Short problem: Give the number of lines holding the string "JSON", and nothing else.

(Records contained in a dataset)
____________
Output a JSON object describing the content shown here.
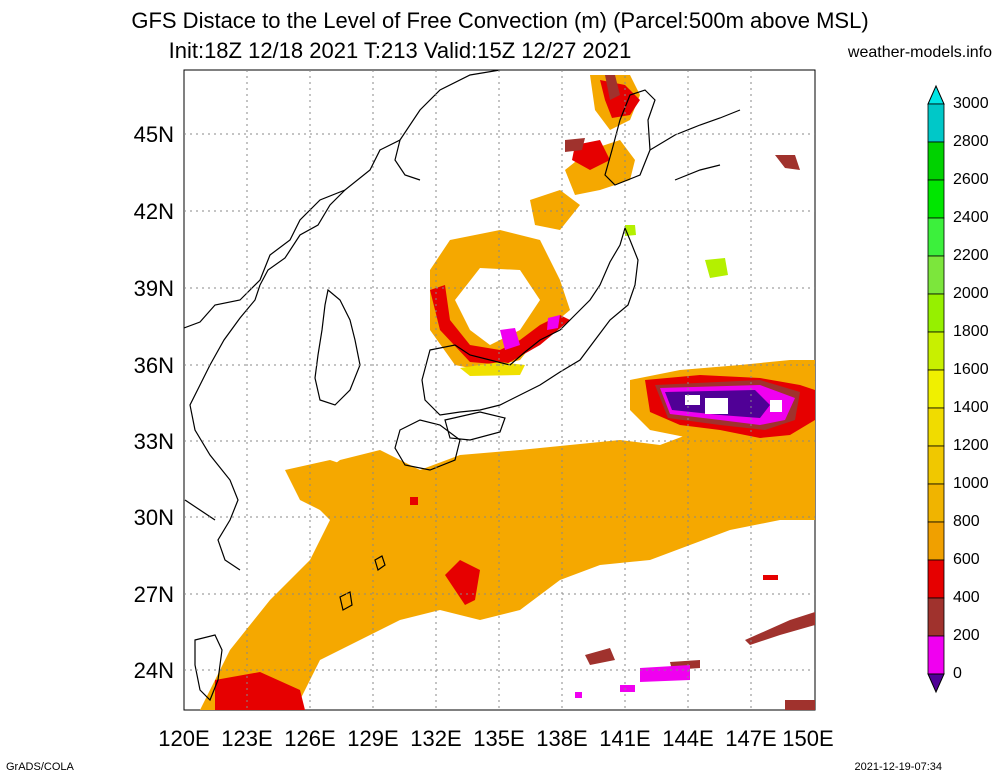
{
  "header": {
    "title_line1": "GFS Distace to the Level of Free Convection (m) (Parcel:500m above MSL)",
    "title_line2": "Init:18Z 12/18 2021 T:213 Valid:15Z 12/27 2021",
    "site": "weather-models.info"
  },
  "footer": {
    "left": "GrADS/COLA",
    "right": "2021-12-19-07:34"
  },
  "map": {
    "lat_labels": [
      "45N",
      "42N",
      "39N",
      "36N",
      "33N",
      "30N",
      "27N",
      "24N"
    ],
    "lon_labels": [
      "120E",
      "123E",
      "126E",
      "129E",
      "132E",
      "135E",
      "138E",
      "141E",
      "144E",
      "147E",
      "150E"
    ]
  },
  "colorbar": {
    "labels": [
      "3000",
      "2800",
      "2600",
      "2400",
      "2200",
      "2000",
      "1800",
      "1600",
      "1400",
      "1200",
      "1000",
      "800",
      "600",
      "400",
      "200",
      "0"
    ],
    "colors": [
      "#00e6e6",
      "#00c8c8",
      "#00d200",
      "#00e600",
      "#3cf03c",
      "#7ce63c",
      "#96f000",
      "#c8f000",
      "#f0f000",
      "#f0dc00",
      "#f0c800",
      "#f0b400",
      "#f0a000",
      "#e60000",
      "#a0322d",
      "#f000f0",
      "#500096"
    ]
  },
  "colors": {
    "orange": "#f5a800",
    "red": "#e60000",
    "brown": "#a0322d",
    "magenta": "#f000f0",
    "purple": "#500096",
    "yellow": "#f0e000",
    "lime": "#b4f000"
  }
}
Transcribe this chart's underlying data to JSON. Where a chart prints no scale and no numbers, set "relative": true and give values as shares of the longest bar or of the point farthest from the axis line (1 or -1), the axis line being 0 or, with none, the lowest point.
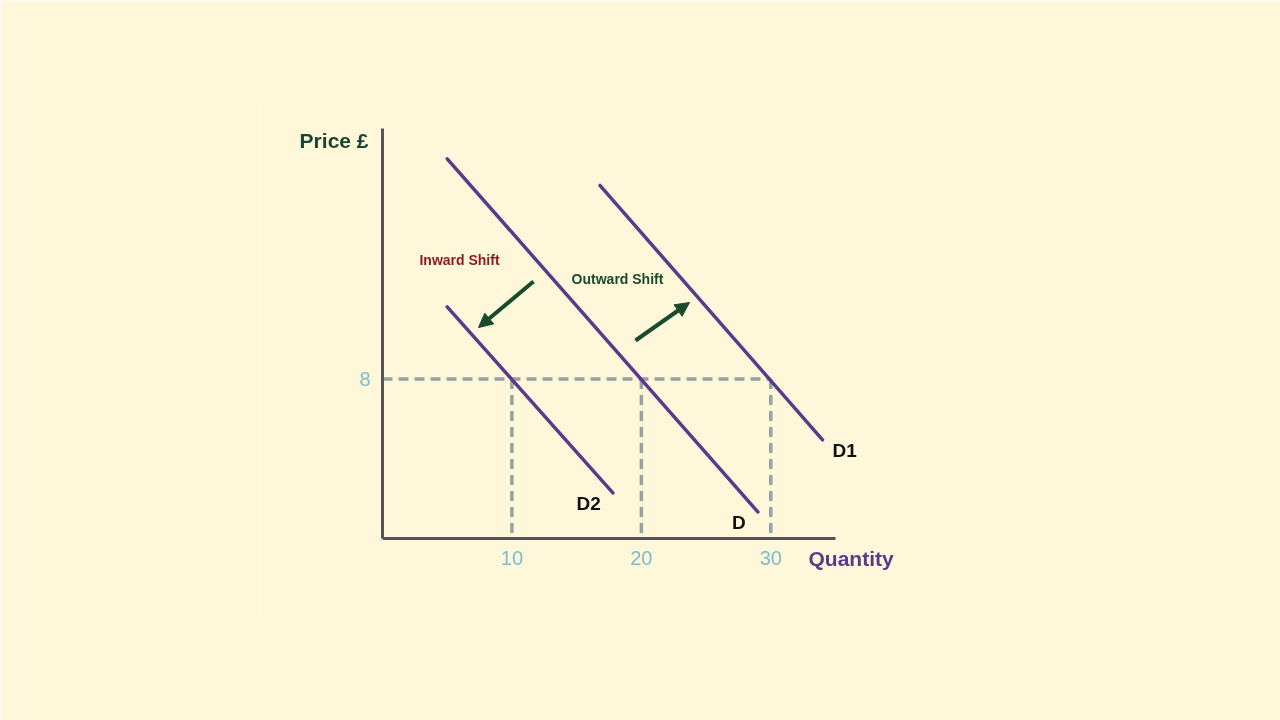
{
  "chart_data": {
    "type": "line",
    "relative": true,
    "xlabel": "Quantity",
    "ylabel": "Price £",
    "xlim": [
      0,
      35
    ],
    "xticks": [
      10,
      20,
      30
    ],
    "tick_labels": "x",
    "grid": false,
    "series": [
      {
        "color": "#95a3a2",
        "line_style": "dashed",
        "x": [
          0,
          30
        ],
        "values": [
          0.42,
          0.42
        ]
      },
      {
        "color": "#95a3a2",
        "line_style": "dashed",
        "x": [
          10,
          10
        ],
        "values": [
          0.42,
          0
        ]
      },
      {
        "color": "#95a3a2",
        "line_style": "dashed",
        "x": [
          20,
          20
        ],
        "values": [
          0.42,
          0
        ]
      },
      {
        "color": "#95a3a2",
        "line_style": "dashed",
        "x": [
          30,
          30
        ],
        "values": [
          0.42,
          0
        ]
      },
      {
        "name": "D2",
        "color": "#5b3a8c",
        "x": [
          5,
          17.8
        ],
        "values": [
          0.61,
          0.12
        ]
      },
      {
        "name": "D",
        "color": "#5b3a8c",
        "x": [
          5,
          29
        ],
        "values": [
          1,
          0.07
        ]
      },
      {
        "name": "D1",
        "color": "#5b3a8c",
        "x": [
          16.8,
          34
        ],
        "values": [
          0.93,
          0.26
        ]
      }
    ],
    "annotations": [
      {
        "text": "8",
        "x": 0,
        "y": 0.42
      },
      "Inward Shift",
      "Outward Shift"
    ]
  }
}
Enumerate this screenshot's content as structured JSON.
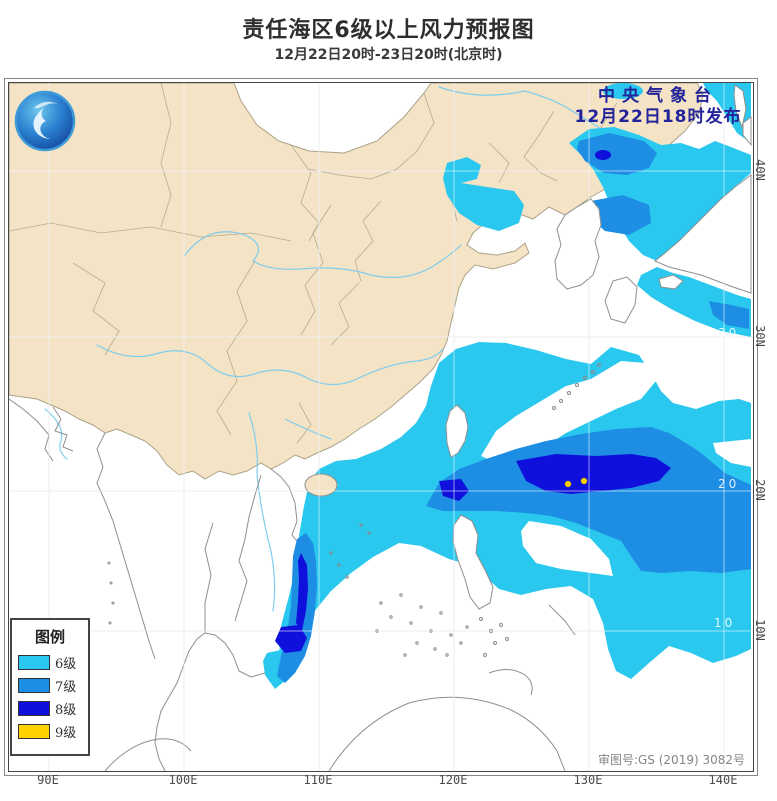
{
  "header": {
    "title": "责任海区6级以上风力预报图",
    "subtitle": "12月22日20时-23日20时(北京时)"
  },
  "map": {
    "agency": "中央气象台",
    "issued": "12月22日18时发布",
    "approval": "审图号:GS (2019) 3082号",
    "grid_labels": [
      "30",
      "20",
      "10"
    ]
  },
  "legend": {
    "title": "图例",
    "items": [
      {
        "label": "6级",
        "color": "#2ac8ee"
      },
      {
        "label": "7级",
        "color": "#1e8ee4"
      },
      {
        "label": "8级",
        "color": "#1010dc"
      },
      {
        "label": "9级",
        "color": "#ffd200"
      }
    ]
  },
  "axis": {
    "lon": [
      "90E",
      "100E",
      "110E",
      "120E",
      "130E",
      "140E"
    ],
    "lat": [
      "40N",
      "30N",
      "20N",
      "10N"
    ]
  },
  "colors": {
    "level6": "#2ac8ee",
    "level7": "#1e8ee4",
    "level8": "#1010dc",
    "level9": "#ffd200",
    "land": "#f4e3c4",
    "border": "#aba289",
    "coast": "#8f8f8f",
    "river": "#7fcdef",
    "issue_text": "#23239b"
  }
}
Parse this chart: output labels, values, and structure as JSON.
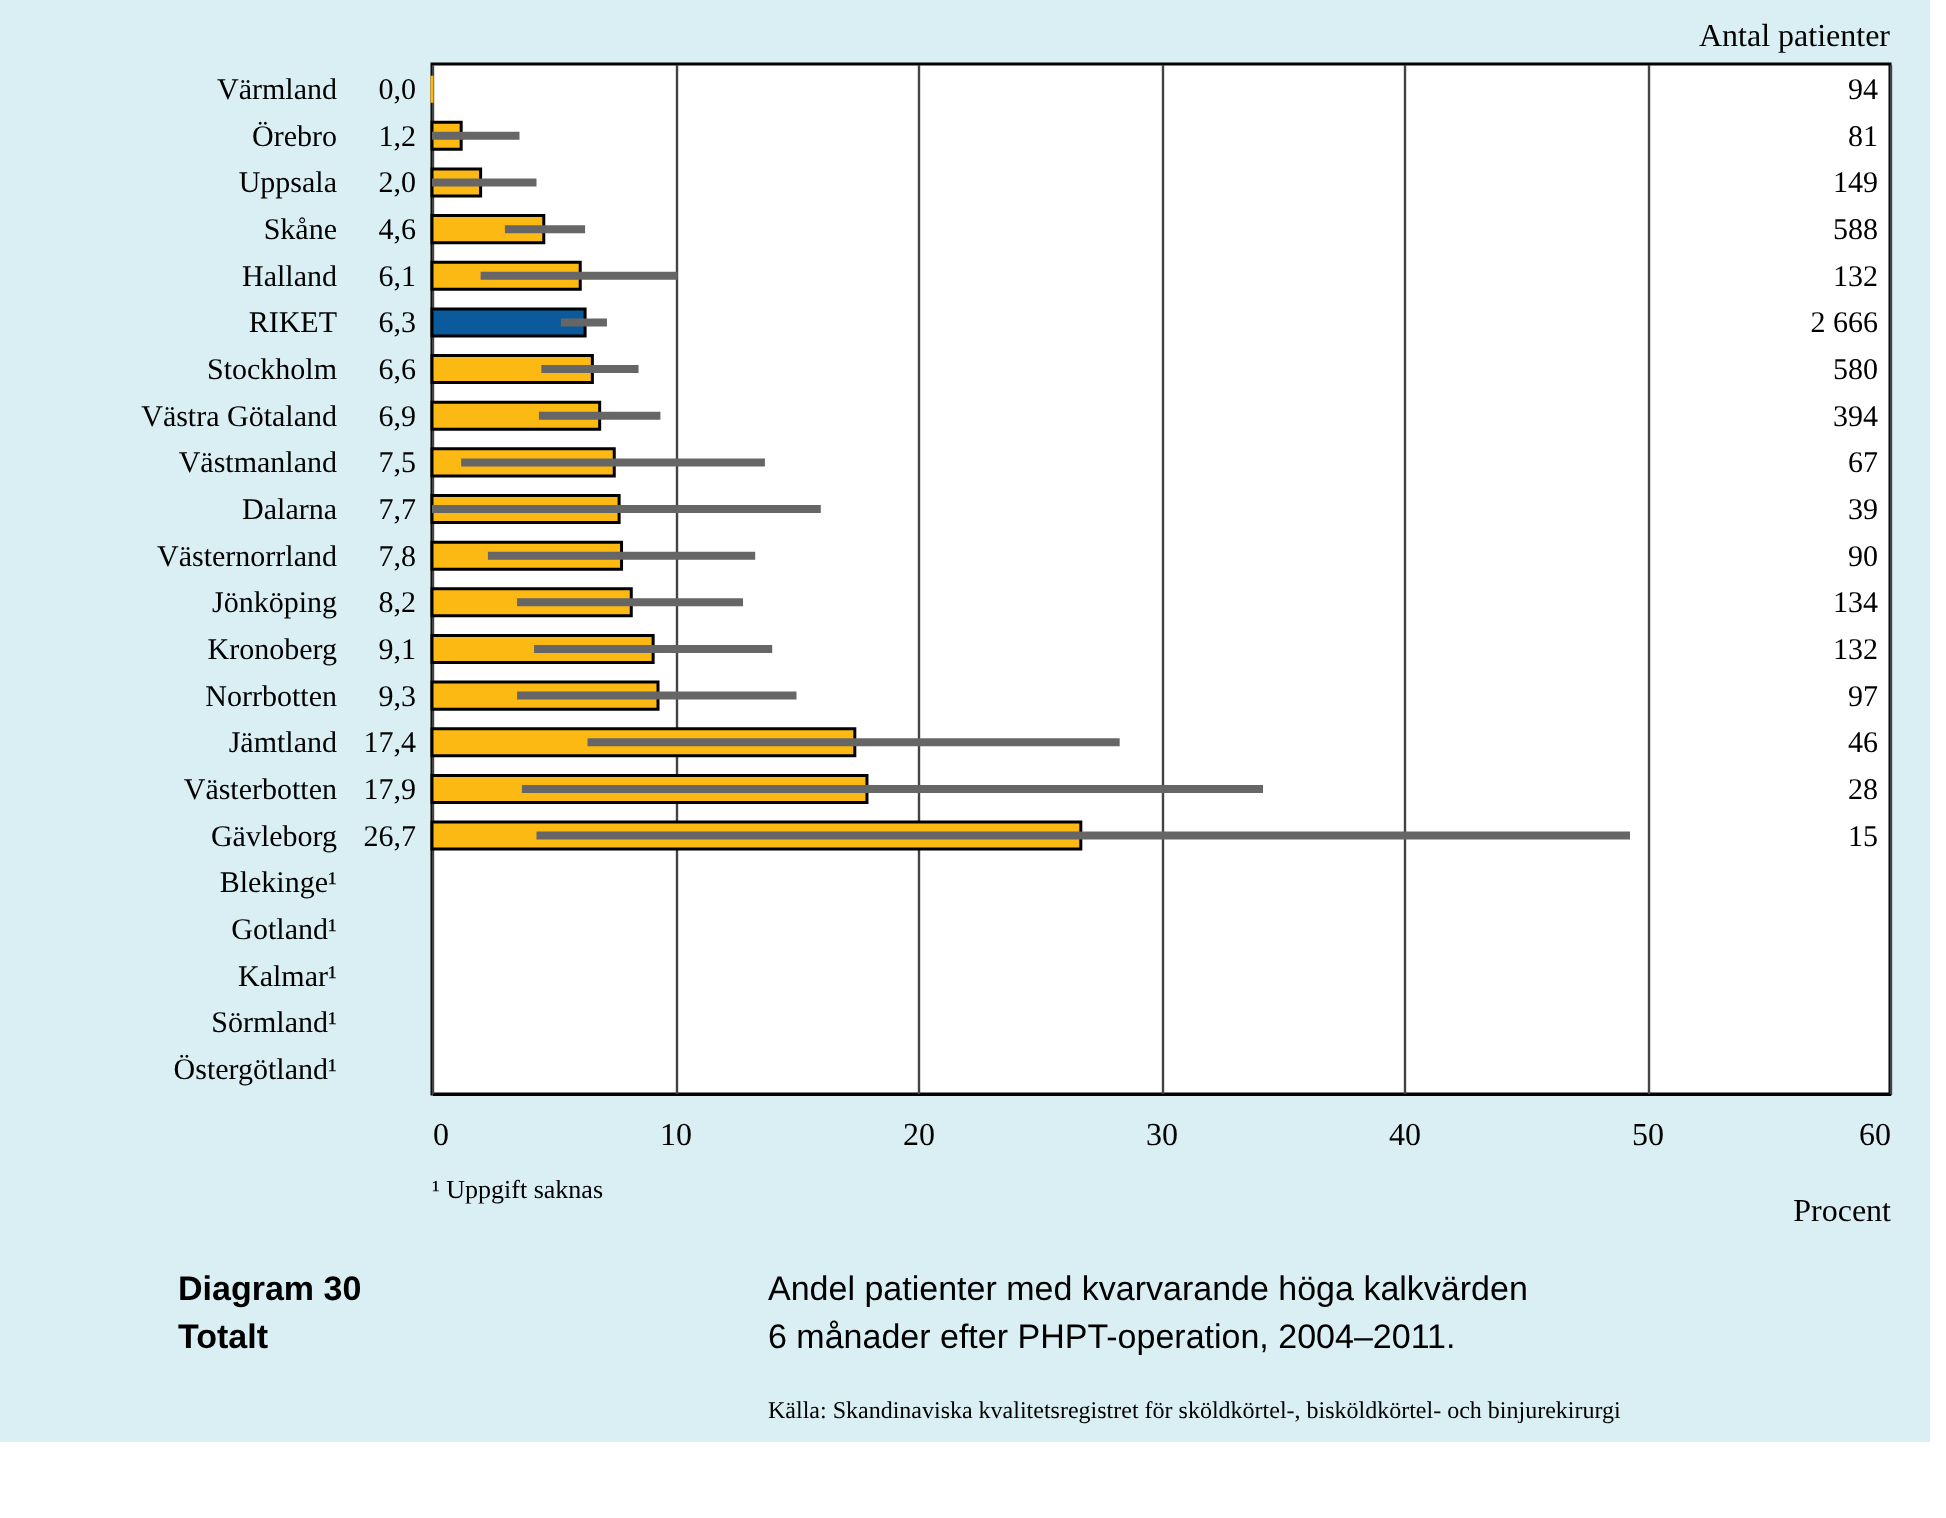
{
  "chart_data": {
    "type": "bar",
    "orientation": "horizontal",
    "title": "Andel patienter med kvarvarande höga kalkvärden\n6 månader efter PHPT-operation, 2004–2011.",
    "subtitle": "Diagram 30\nTotalt",
    "xlabel": "Procent",
    "y2label": "Antal patienter",
    "categories": [
      "Värmland",
      "Örebro",
      "Uppsala",
      "Skåne",
      "Halland",
      "RIKET",
      "Stockholm",
      "Västra Götaland",
      "Västmanland",
      "Dalarna",
      "Västernorrland",
      "Jönköping",
      "Kronoberg",
      "Norrbotten",
      "Jämtland",
      "Västerbotten",
      "Gävleborg",
      "Blekinge¹",
      "Gotland¹",
      "Kalmar¹",
      "Sörmland¹",
      "Östergötland¹"
    ],
    "values": [
      0.0,
      1.2,
      2.0,
      4.6,
      6.1,
      6.3,
      6.6,
      6.9,
      7.5,
      7.7,
      7.8,
      8.2,
      9.1,
      9.3,
      17.4,
      17.9,
      26.7,
      null,
      null,
      null,
      null,
      null
    ],
    "value_labels": [
      "0,0",
      "1,2",
      "2,0",
      "4,6",
      "6,1",
      "6,3",
      "6,6",
      "6,9",
      "7,5",
      "7,7",
      "7,8",
      "8,2",
      "9,1",
      "9,3",
      "17,4",
      "17,9",
      "26,7",
      null,
      null,
      null,
      null,
      null
    ],
    "errors": [
      null,
      [
        0,
        3.6
      ],
      [
        0,
        4.3
      ],
      [
        3.0,
        6.3
      ],
      [
        2.0,
        10.1
      ],
      [
        5.3,
        7.2
      ],
      [
        4.5,
        8.5
      ],
      [
        4.4,
        9.4
      ],
      [
        1.2,
        13.7
      ],
      [
        0,
        16.0
      ],
      [
        2.3,
        13.3
      ],
      [
        3.5,
        12.8
      ],
      [
        4.2,
        14.0
      ],
      [
        3.5,
        15.0
      ],
      [
        6.4,
        28.3
      ],
      [
        3.7,
        34.2
      ],
      [
        4.3,
        49.3
      ],
      null,
      null,
      null,
      null,
      null
    ],
    "colors": [
      "#fdb913",
      "#fdb913",
      "#fdb913",
      "#fdb913",
      "#fdb913",
      "#0a5a9c",
      "#fdb913",
      "#fdb913",
      "#fdb913",
      "#fdb913",
      "#fdb913",
      "#fdb913",
      "#fdb913",
      "#fdb913",
      "#fdb913",
      "#fdb913",
      "#fdb913",
      "#fdb913",
      "#fdb913",
      "#fdb913",
      "#fdb913",
      "#fdb913"
    ],
    "y2_categories": [
      "94",
      "81",
      "149",
      "588",
      "132",
      "2 666",
      "580",
      "394",
      "67",
      "39",
      "90",
      "134",
      "132",
      "97",
      "46",
      "28",
      "15",
      null,
      null,
      null,
      null,
      null
    ],
    "xlim": [
      0,
      60
    ],
    "xticks": [
      0,
      10,
      20,
      30,
      40,
      50,
      60
    ],
    "grid": "x",
    "annotations": [
      "¹ Uppgift saknas",
      "Källa: Skandinaviska kvalitetsregistret för sköldkörtel-, bisköldkörtel- och binjurekirurgi"
    ]
  }
}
____________
Response for this exercise: 4